**What you need to do**.
Wherever a line holds the string "nesporně", copy that line.

**Records for this task**.
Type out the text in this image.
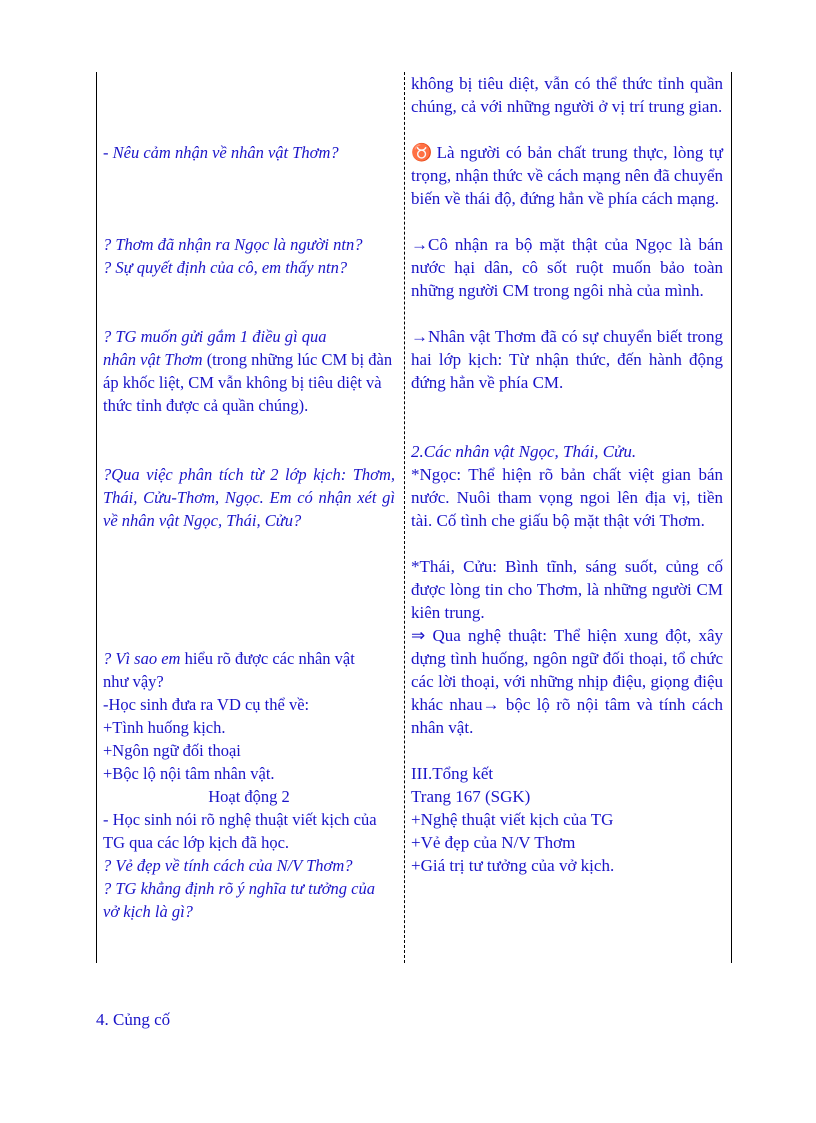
- Nêu cảm nhận về nhân vật Thơm?

? Thơm đã nhận ra Ngọc là người ntn?
? Sự quyết định của cô, em thấy ntn?

? TG muốn gửi gắm 1 điều gì qua
nhân vật Thơm (trong những lúc CM bị đàn áp khốc liệt, CM vẫn không bị tiêu diệt và thức tỉnh được cả quần chúng).

?Qua việc phân tích từ 2 lớp kịch: Thơm, Thái, Cửu-Thơm, Ngọc. Em có nhận xét gì về nhân vật Ngọc, Thái, Cửu?

? Vì sao em hiểu rõ được các nhân vật
như vậy?
-Học sinh đưa ra VD cụ thể về:
+Tình huống kịch.
+Ngôn ngữ đối thoại
+Bộc lộ nội tâm nhân vật.

Hoạt động 2

- Học sinh nói rõ nghệ thuật viết kịch của TG qua các lớp kịch đã học.

? Vẻ đẹp về tính cách của N/V Thơm?
? TG khẳng định rõ ý nghĩa tư tưởng của vở kịch là gì?

không bị tiêu diệt, vẫn có thể thức tỉnh quần chúng, cả với những người ở vị trí trung gian.

♉ Là người có bản chất trung thực, lòng tự trọng, nhận thức về cách mạng nên đã chuyển biến về thái độ, đứng hẳn về phía cách mạng.

→Cô nhận ra bộ mặt thật của Ngọc là bán nước hại dân, cô sốt ruột muốn bảo toàn những người CM trong ngôi nhà của mình.

→Nhân vật Thơm đã có sự chuyển biết trong hai lớp kịch: Từ nhận thức, đến hành động đứng hẳn về phía CM.

2.Các nhân vật Ngọc, Thái, Cửu.
*Ngọc: Thể hiện rõ bản chất việt gian bán nước. Nuôi tham vọng ngoi lên địa vị, tiền tài. Cố tình che giấu bộ mặt thật với Thơm.

*Thái, Cửu: Bình tĩnh, sáng suốt, củng cố được lòng tin cho Thơm, là những người CM kiên trung.

⇒ Qua nghệ thuật: Thể hiện xung đột, xây dựng tình huống, ngôn ngữ đối thoại, tổ chức các lời thoại, với những nhịp điệu, giọng điệu khác nhau→ bộc lộ rõ nội tâm và tính cách nhân vật.

III.Tổng kết
Trang 167 (SGK)
+Nghệ thuật viết kịch của TG
+Vẻ đẹp của N/V Thơm
+Giá trị tư tưởng của vở kịch.

4. Củng cố
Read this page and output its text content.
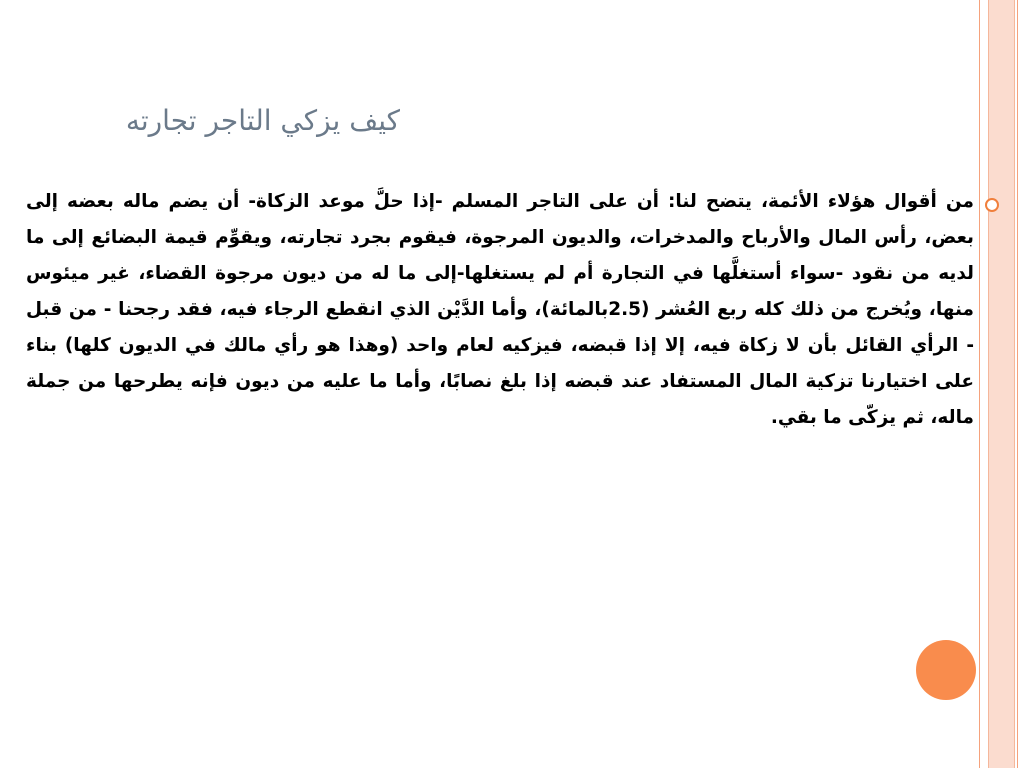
كيف يزكي التاجر تجارته
من أقوال هؤلاء الأئمة، يتضح لنا: أن على التاجر المسلم -إذا حلَّ موعد الزكاة- أن يضم ماله بعضه إلى بعض، رأس المال والأرباح والمدخرات، والديون المرجوة، فيقوم بجرد تجارته، ويقوِّم قيمة البضائع إلى ما لديه من نقود -سواء أستغلَّها في التجارة أم لم يستغلها-إلى ما له من ديون مرجوة القضاء، غير ميئوس منها، ويُخرج من ذلك كله ربع العُشر (2.5بالمائة)، وأما الدَّيْن الذي انقطع الرجاء فيه، فقد رجحنا - من قبل - الرأي القائل بأن لا زكاة فيه، إلا إذا قبضه، فيزكيه لعام واحد (وهذا هو رأي مالك في الديون كلها) بناء على اختيارنا تزكية المال المستفاد عند قبضه إذا بلغ نصابًا، وأما ما عليه من ديون فإنه يطرحها من جملة ماله، ثم يزكّى ما بقي.
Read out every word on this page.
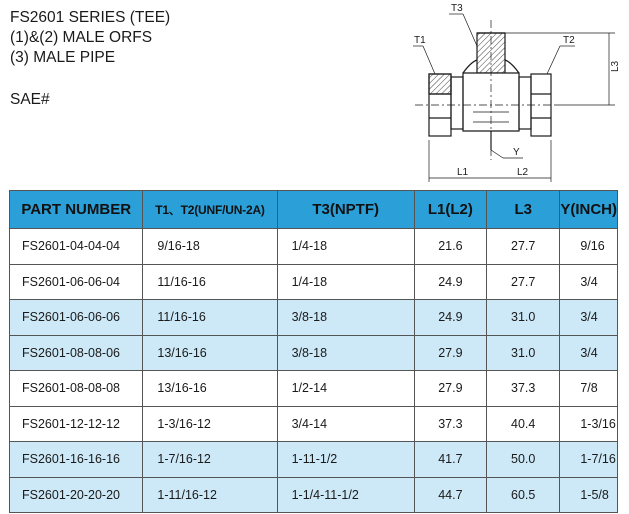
FS2601 SERIES (TEE)
(1)&(2) MALE ORFS
(3) MALE PIPE
SAE#
T3
T1	T2
L3
Y
L1	L2
PART NUMBER	T1、T2(UNF/UN-2A)	T3(NPTF)	L1(L2)	L3	Y(INCH)
FS2601-04-04-04	9/16-18	1/4-18	21.6	27.7	9/16
FS2601-06-06-04	11/16-16	1/4-18	24.9	27.7	3/4
FS2601-06-06-06	11/16-16	3/8-18	24.9	31.0	3/4
FS2601-08-08-06	13/16-16	3/8-18	27.9	31.0	3/4
FS2601-08-08-08	13/16-16	1/2-14	27.9	37.3	7/8
FS2601-12-12-12	1-3/16-12	3/4-14	37.3	40.4	1-3/16
FS2601-16-16-16	1-7/16-12	1-11-1/2	41.7	50.0	1-7/16
FS2601-20-20-20	1-11/16-12	1-1/4-11-1/2	44.7	60.5	1-5/8
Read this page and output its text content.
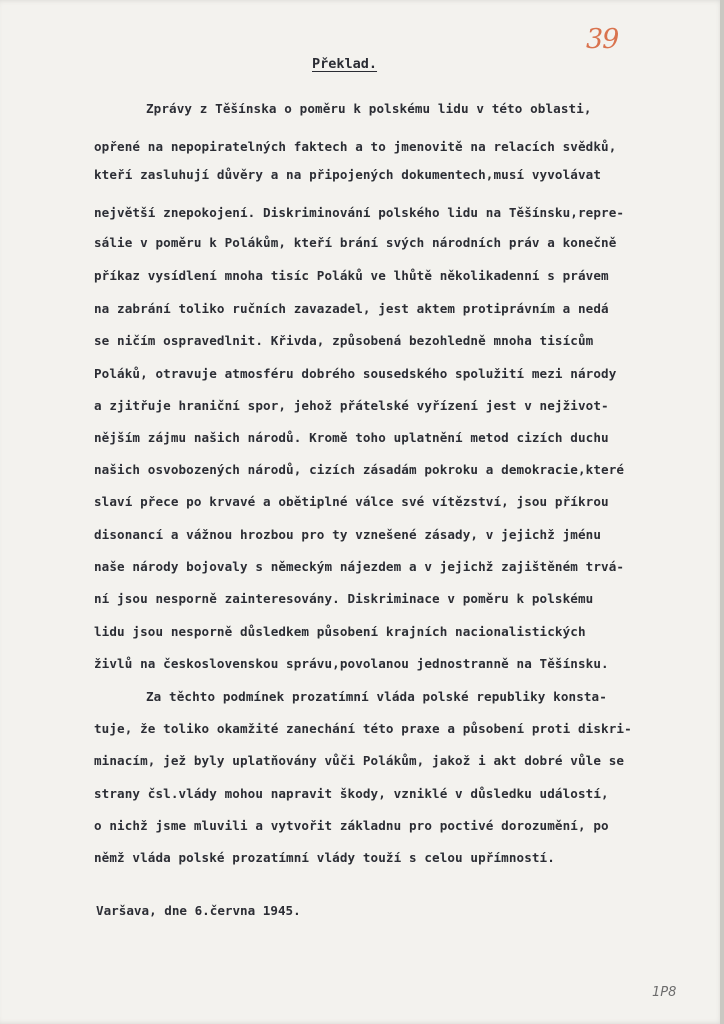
39
Překlad.
Zprávy z Těšínska o poměru k polskému lidu v této oblasti,
opřené na nepopiratelných faktech a to jmenovitě na relacích svědků,
kteří zasluhují důvěry a na připojených dokumentech,musí vyvolávat
největší znepokojení. Diskriminování polského lidu na Těšínsku,repre-
sálie v poměru k Polákům, kteří brání svých národních práv a konečně
příkaz vysídlení mnoha tisíc Poláků ve lhůtě několikadenní s právem
na zabrání toliko ručních zavazadel, jest aktem protiprávním a nedá
se ničím ospravedlnit. Křivda, způsobená bezohledně mnoha tisícům
Poláků, otravuje atmosféru dobrého sousedského spolužití mezi národy
a zjitřuje hraniční spor, jehož přátelské vyřízení jest v nejživot-
nějším zájmu našich národů. Kromě toho uplatnění metod cizích duchu
našich osvobozených národů, cizích zásadám pokroku a demokracie,které
slaví přece po krvavé a obětiplné válce své vítězství, jsou příkrou
disonancí a vážnou hrozbou pro ty vznešené zásady, v jejichž jménu
naše národy bojovaly s německým nájezdem a v jejichž zajištěném trvá-
ní jsou nesporně zainteresovány. Diskriminace v poměru k polskému
lidu jsou nesporně důsledkem působení krajních nacionalistických
živlů na československou správu,povolanou jednostranně na Těšínsku.
Za těchto podmínek prozatímní vláda polské republiky konsta-
tuje, že toliko okamžité zanechání této praxe a působení proti diskri-
minacím, jež byly uplatňovány vůči Polákům, jakož i akt dobré vůle se
strany čsl.vlády mohou napravit škody, vzniklé v důsledku událostí,
o nichž jsme mluvili a vytvořit základnu pro poctivé dorozumění, po
němž vláda polské prozatímní vlády touží s celou upřímností.
Varšava, dne 6.června 1945.
1P8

**Result of the task**.
ní jsou nesporně zainteresovány. Diskriminace v poměru k polskému
lidu jsou nesporně důsledkem působení krajních nacionalistických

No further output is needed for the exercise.